Record excerpts:
★ ★ ★ ★ ★
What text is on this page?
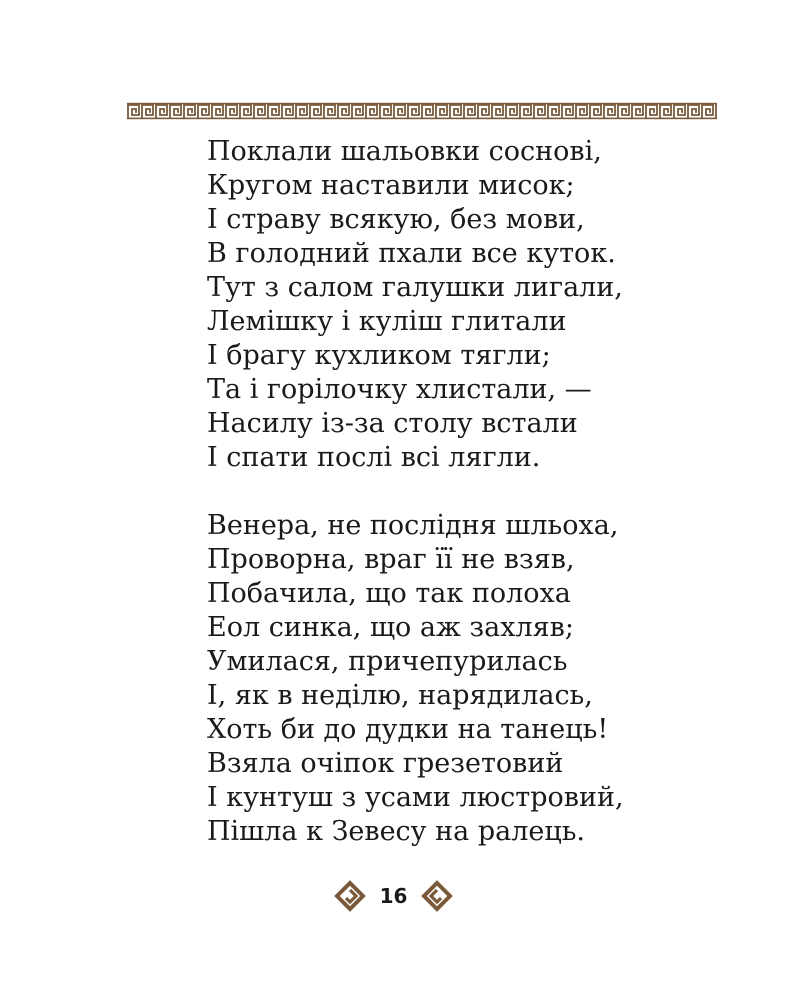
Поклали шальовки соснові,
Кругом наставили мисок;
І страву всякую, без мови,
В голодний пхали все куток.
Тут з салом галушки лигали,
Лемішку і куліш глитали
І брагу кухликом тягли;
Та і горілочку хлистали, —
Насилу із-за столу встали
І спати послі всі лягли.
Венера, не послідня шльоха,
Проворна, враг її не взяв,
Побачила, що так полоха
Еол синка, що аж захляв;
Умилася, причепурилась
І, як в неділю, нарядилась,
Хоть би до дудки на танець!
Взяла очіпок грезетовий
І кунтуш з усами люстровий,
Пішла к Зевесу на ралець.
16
★ ★ ★ ★ ★
Problem description: Set down the material above as is, without any pictures.

Response for this exercise:
What text is on this page?
Поклали шальовки соснові,
Кругом наставили мисок;
І страву всякую, без мови,
В голодний пхали все куток.
Тут з салом галушки лигали,
Лемішку і куліш глитали
І брагу кухликом тягли;
Та і горілочку хлистали, —
Насилу із-за столу встали
І спати послі всі лягли.
Венера, не послідня шльоха,
Проворна, враг її не взяв,
Побачила, що так полоха
Еол синка, що аж захляв;
Умилася, причепурилась
І, як в неділю, нарядилась,
Хоть би до дудки на танець!
Взяла очіпок грезетовий
І кунтуш з усами люстровий,
Пішла к Зевесу на ралець.
16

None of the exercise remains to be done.